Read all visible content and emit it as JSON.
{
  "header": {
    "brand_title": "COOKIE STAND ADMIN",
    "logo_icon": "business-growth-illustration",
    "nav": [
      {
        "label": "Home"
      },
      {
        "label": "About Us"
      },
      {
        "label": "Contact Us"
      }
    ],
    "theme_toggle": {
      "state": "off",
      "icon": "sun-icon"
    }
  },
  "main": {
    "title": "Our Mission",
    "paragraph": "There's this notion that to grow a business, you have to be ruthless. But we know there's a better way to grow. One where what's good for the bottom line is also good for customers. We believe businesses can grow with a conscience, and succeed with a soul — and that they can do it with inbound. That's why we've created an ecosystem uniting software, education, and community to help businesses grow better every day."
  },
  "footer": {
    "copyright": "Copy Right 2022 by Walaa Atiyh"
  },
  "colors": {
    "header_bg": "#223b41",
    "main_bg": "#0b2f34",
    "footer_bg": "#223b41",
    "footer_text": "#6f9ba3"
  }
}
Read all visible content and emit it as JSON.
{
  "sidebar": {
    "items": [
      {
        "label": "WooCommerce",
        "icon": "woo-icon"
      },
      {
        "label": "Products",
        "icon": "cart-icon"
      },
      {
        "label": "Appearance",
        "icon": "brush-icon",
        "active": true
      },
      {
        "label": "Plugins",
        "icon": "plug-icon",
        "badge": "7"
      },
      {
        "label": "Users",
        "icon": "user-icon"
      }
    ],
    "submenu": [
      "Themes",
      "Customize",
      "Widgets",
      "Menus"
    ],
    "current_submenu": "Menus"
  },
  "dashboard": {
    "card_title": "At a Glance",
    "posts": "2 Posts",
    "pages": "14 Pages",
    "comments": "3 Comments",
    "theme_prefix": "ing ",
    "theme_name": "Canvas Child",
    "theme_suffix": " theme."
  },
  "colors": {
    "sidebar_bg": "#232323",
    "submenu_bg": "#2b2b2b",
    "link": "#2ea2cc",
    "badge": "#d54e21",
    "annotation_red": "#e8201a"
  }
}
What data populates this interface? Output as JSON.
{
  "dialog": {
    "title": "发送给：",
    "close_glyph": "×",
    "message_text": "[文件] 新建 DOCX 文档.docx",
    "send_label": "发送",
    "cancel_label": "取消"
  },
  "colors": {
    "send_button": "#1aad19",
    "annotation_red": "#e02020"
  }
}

- - - - -

Search the entries for "business" and copy out each line that has it.

    "logo_icon": "business-growth-illustration",
    "paragraph": "There's this notion that to grow a business, you have to be ruthless. But we know there's a better way to grow. One where what's good for the bottom line is also good for customers. We believe businesses can grow with a conscience, and succeed with a soul — and that they can do it with inbound. That's why we've created an ecosystem uniting software, education, and community to help businesses grow better every day."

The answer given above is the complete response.